→ DO THIS
What is the count of lines that hold the word "содержания"? Give only the number.

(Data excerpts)

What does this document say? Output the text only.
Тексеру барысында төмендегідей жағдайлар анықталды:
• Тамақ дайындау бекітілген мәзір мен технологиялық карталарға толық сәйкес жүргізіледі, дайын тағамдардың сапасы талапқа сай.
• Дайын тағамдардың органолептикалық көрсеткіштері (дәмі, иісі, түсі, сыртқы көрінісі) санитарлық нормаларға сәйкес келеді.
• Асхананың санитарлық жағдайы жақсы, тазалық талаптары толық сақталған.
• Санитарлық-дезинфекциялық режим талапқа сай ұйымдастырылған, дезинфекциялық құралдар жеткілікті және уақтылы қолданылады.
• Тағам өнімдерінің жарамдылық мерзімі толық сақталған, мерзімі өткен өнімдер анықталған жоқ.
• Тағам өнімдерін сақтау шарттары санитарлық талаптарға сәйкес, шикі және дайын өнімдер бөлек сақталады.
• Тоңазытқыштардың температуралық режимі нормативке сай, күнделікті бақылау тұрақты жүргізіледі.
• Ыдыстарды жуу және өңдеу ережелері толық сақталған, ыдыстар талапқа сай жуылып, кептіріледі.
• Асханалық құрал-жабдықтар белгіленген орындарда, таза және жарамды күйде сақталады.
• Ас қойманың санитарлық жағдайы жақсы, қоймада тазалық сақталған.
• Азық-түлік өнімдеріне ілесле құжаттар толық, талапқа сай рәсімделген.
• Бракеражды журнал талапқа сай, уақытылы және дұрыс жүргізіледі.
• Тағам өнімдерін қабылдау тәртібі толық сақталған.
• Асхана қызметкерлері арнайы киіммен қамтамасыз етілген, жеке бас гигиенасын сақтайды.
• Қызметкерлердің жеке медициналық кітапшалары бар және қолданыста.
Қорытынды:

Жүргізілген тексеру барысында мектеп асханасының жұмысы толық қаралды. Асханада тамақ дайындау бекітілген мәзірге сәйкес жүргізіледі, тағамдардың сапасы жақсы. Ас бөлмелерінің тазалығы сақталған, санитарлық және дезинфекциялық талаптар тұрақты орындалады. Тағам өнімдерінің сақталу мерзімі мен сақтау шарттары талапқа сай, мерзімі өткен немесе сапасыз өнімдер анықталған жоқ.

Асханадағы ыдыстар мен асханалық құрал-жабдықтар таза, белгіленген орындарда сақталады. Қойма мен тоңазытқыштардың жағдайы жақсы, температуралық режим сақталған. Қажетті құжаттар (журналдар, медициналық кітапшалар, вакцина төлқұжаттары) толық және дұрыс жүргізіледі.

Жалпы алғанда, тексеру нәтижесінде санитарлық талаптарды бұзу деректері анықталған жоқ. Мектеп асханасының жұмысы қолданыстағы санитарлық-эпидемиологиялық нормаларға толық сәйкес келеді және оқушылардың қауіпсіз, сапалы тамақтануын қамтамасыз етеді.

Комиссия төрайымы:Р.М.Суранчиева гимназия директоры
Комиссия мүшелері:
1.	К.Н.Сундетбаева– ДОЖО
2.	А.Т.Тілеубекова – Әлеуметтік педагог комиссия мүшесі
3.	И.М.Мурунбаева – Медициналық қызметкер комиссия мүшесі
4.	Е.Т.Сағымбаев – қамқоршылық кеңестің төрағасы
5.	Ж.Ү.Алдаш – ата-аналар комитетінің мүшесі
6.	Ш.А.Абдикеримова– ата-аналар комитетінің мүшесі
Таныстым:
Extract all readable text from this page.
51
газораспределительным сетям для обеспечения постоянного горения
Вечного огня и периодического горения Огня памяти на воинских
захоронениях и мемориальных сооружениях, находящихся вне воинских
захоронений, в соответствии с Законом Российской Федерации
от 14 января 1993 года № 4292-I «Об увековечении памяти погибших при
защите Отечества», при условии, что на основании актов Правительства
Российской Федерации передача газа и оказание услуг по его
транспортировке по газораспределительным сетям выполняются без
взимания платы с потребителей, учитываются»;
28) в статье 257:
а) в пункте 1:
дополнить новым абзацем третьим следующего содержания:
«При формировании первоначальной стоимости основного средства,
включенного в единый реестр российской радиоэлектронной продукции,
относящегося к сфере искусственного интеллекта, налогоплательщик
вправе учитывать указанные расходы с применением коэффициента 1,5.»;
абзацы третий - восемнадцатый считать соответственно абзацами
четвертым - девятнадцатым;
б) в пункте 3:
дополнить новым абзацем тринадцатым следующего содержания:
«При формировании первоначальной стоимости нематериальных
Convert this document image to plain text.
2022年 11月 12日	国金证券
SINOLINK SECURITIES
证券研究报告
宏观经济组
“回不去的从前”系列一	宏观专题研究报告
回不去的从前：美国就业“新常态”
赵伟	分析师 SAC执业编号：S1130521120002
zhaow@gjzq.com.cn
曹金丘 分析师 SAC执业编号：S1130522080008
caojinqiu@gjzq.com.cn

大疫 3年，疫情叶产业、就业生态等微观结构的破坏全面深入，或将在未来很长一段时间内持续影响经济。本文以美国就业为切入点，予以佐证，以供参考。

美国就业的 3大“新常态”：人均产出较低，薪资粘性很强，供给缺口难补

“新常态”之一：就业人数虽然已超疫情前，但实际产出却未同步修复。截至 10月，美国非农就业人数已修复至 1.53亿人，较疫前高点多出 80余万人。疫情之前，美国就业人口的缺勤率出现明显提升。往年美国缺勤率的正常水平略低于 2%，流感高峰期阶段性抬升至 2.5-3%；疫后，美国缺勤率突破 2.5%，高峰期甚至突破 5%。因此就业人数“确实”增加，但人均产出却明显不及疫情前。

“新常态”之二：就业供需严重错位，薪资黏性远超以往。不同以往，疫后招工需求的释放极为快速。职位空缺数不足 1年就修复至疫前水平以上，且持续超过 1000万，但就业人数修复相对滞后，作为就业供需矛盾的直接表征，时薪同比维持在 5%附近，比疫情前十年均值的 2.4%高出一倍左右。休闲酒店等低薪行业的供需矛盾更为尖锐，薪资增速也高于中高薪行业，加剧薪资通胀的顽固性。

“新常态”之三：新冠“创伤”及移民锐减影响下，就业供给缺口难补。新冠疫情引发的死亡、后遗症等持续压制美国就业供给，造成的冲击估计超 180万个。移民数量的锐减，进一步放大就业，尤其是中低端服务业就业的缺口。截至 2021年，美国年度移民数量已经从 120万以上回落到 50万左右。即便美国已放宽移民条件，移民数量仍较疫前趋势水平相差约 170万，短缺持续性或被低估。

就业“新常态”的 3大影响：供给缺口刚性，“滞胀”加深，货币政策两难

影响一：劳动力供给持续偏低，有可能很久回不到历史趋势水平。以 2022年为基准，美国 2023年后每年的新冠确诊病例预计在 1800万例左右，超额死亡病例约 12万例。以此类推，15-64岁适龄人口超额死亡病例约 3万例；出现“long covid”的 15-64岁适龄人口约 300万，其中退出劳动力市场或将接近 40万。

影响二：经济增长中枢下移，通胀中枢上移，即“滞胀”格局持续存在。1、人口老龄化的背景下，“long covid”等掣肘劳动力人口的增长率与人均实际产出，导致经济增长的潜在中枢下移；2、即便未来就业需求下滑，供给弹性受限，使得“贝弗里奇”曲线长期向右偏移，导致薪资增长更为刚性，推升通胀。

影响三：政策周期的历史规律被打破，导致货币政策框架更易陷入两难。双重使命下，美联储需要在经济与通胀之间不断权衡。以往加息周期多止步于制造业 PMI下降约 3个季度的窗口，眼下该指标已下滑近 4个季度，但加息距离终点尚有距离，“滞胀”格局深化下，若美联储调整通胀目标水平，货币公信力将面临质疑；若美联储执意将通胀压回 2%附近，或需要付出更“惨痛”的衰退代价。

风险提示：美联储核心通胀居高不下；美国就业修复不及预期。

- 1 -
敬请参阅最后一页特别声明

→ CORRECT RESULT
2